▶ [RECORDS FOR THE TASK]
---*---

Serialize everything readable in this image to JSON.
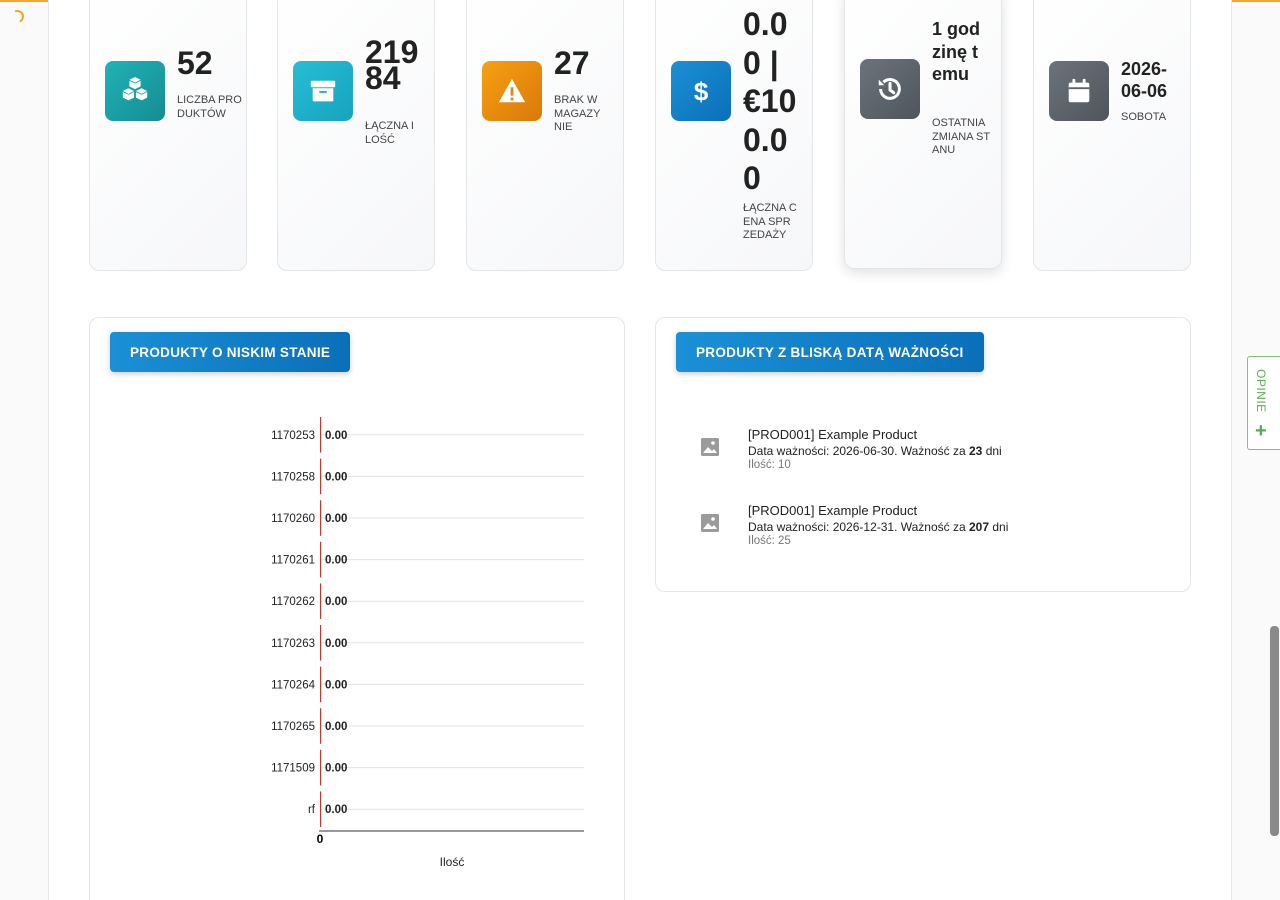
{
  "stats": [
    {
      "value": "52",
      "label": "Liczba produktów",
      "icon": "cubes-icon",
      "color_from": "#1fb3b8",
      "color_to": "#158c91"
    },
    {
      "value": "21984",
      "label": "Łączna ilość",
      "icon": "archive-icon",
      "color_from": "#28bdd6",
      "color_to": "#15a4bd"
    },
    {
      "value": "27",
      "label": "Brak w magazynie",
      "icon": "warning-icon",
      "color_from": "#f7a013",
      "color_to": "#d9790a"
    },
    {
      "value": "0.00 | €100.00",
      "label": "Łączna cena sprzedaży",
      "icon": "dollar-icon",
      "color_from": "#1b90d6",
      "color_to": "#0a6fb8"
    },
    {
      "value": "1 godzinę temu",
      "label": "Ostatnia zmiana stanu",
      "icon": "history-icon",
      "color_from": "#6c737c",
      "color_to": "#4f555c"
    },
    {
      "value": "2026-06-06",
      "label": "Sobota",
      "icon": "calendar-icon",
      "color_from": "#6c737c",
      "color_to": "#4f555c"
    }
  ],
  "low_stock": {
    "title": "Produkty o niskim stanie"
  },
  "expiring": {
    "title": "Produkty z bliską datą ważności",
    "items": [
      {
        "name": "[PROD001] Example Product",
        "date_prefix": "Data ważności: 2026-06-30. Ważność za ",
        "days": "23",
        "days_suffix": " dni",
        "qty": "Ilość: 10"
      },
      {
        "name": "[PROD001] Example Product",
        "date_prefix": "Data ważności: 2026-12-31. Ważność za ",
        "days": "207",
        "days_suffix": " dni",
        "qty": "Ilość: 25"
      }
    ]
  },
  "feedback": {
    "label": "OPINIE"
  },
  "chart_data": {
    "type": "bar",
    "orientation": "horizontal",
    "categories": [
      "1170253",
      "1170258",
      "1170260",
      "1170261",
      "1170262",
      "1170263",
      "1170264",
      "1170265",
      "1171509",
      "rf"
    ],
    "values": [
      0,
      0,
      0,
      0,
      0,
      0,
      0,
      0,
      0,
      0
    ],
    "data_labels": [
      "0.00",
      "0.00",
      "0.00",
      "0.00",
      "0.00",
      "0.00",
      "0.00",
      "0.00",
      "0.00",
      "0.00"
    ],
    "x_ticks": [
      "0"
    ],
    "xlabel": "Ilość",
    "ylabel": "",
    "title": "",
    "grid": true,
    "bar_color": "#c0392b"
  }
}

---*---

Write the entries above out again exactly, but not the pictures.

▶ [SOLUTION FOR THIS PROBLEM]
Serialize everything readable in this image to JSON.
{
  "stats": [
    {
      "value": "52",
      "label": "Liczba produktów",
      "icon": "cubes-icon",
      "color_from": "#1fb3b8",
      "color_to": "#158c91"
    },
    {
      "value": "21984",
      "label": "Łączna ilość",
      "icon": "archive-icon",
      "color_from": "#28bdd6",
      "color_to": "#15a4bd"
    },
    {
      "value": "27",
      "label": "Brak w magazynie",
      "icon": "warning-icon",
      "color_from": "#f7a013",
      "color_to": "#d9790a"
    },
    {
      "value": "0.00 | €100.00",
      "label": "Łączna cena sprzedaży",
      "icon": "dollar-icon",
      "color_from": "#1b90d6",
      "color_to": "#0a6fb8"
    },
    {
      "value": "1 godzinę temu",
      "label": "Ostatnia zmiana stanu",
      "icon": "history-icon",
      "color_from": "#6c737c",
      "color_to": "#4f555c"
    },
    {
      "value": "2026-06-06",
      "label": "Sobota",
      "icon": "calendar-icon",
      "color_from": "#6c737c",
      "color_to": "#4f555c"
    }
  ],
  "low_stock": {
    "title": "Produkty o niskim stanie"
  },
  "expiring": {
    "title": "Produkty z bliską datą ważności",
    "items": [
      {
        "name": "[PROD001] Example Product",
        "date_prefix": "Data ważności: 2026-06-30. Ważność za ",
        "days": "23",
        "days_suffix": " dni",
        "qty": "Ilość: 10"
      },
      {
        "name": "[PROD001] Example Product",
        "date_prefix": "Data ważności: 2026-12-31. Ważność za ",
        "days": "207",
        "days_suffix": " dni",
        "qty": "Ilość: 25"
      }
    ]
  },
  "feedback": {
    "label": "OPINIE"
  },
  "chart_data": {
    "type": "bar",
    "orientation": "horizontal",
    "categories": [
      "1170253",
      "1170258",
      "1170260",
      "1170261",
      "1170262",
      "1170263",
      "1170264",
      "1170265",
      "1171509",
      "rf"
    ],
    "values": [
      0,
      0,
      0,
      0,
      0,
      0,
      0,
      0,
      0,
      0
    ],
    "data_labels": [
      "0.00",
      "0.00",
      "0.00",
      "0.00",
      "0.00",
      "0.00",
      "0.00",
      "0.00",
      "0.00",
      "0.00"
    ],
    "x_ticks": [
      "0"
    ],
    "xlabel": "Ilość",
    "ylabel": "",
    "title": "",
    "grid": true,
    "bar_color": "#c0392b"
  }
}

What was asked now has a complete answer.